• THE PROBLEM:
Take the line that contains "Convert this document image to plain text." as the first and the last line of the material as the final one; set down exactly the lines in that span.

Lines of data
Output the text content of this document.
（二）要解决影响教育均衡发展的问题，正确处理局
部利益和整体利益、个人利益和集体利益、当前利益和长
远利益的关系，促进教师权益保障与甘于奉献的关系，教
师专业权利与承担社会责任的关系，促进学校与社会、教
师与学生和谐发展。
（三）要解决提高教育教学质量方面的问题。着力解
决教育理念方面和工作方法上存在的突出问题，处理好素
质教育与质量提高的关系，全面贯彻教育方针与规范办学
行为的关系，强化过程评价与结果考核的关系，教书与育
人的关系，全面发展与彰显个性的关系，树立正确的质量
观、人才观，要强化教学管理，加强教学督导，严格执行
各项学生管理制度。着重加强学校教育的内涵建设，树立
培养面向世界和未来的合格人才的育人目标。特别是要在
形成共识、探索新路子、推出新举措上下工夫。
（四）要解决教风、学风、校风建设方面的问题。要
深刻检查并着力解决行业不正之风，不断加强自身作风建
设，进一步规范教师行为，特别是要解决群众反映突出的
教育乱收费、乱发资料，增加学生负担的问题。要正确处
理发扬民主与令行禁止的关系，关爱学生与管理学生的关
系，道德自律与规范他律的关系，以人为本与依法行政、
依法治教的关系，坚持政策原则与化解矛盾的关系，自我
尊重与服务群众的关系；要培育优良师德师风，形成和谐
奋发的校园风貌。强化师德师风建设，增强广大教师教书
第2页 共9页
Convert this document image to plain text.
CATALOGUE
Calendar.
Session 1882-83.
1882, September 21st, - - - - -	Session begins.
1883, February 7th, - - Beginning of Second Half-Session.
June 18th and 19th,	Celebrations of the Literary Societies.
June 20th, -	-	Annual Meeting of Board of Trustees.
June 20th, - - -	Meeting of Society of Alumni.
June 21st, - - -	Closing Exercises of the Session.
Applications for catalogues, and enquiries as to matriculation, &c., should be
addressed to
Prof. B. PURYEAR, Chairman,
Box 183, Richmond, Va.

• CORRECT RESULT:
Convert this document image to plain text.
CATALOGUE
Calendar.
Session 1882-83.
1882, September 21st, - - - - -	Session begins.
1883, February 7th, - - Beginning of Second Half-Session.
June 18th and 19th,	Celebrations of the Literary Societies.
June 20th, -	-	Annual Meeting of Board of Trustees.
June 20th, - - -	Meeting of Society of Alumni.
June 21st, - - -	Closing Exercises of the Session.
Applications for catalogues, and enquiries as to matriculation, &c., should be
addressed to
Prof. B. PURYEAR, Chairman,
Box 183, Richmond, Va.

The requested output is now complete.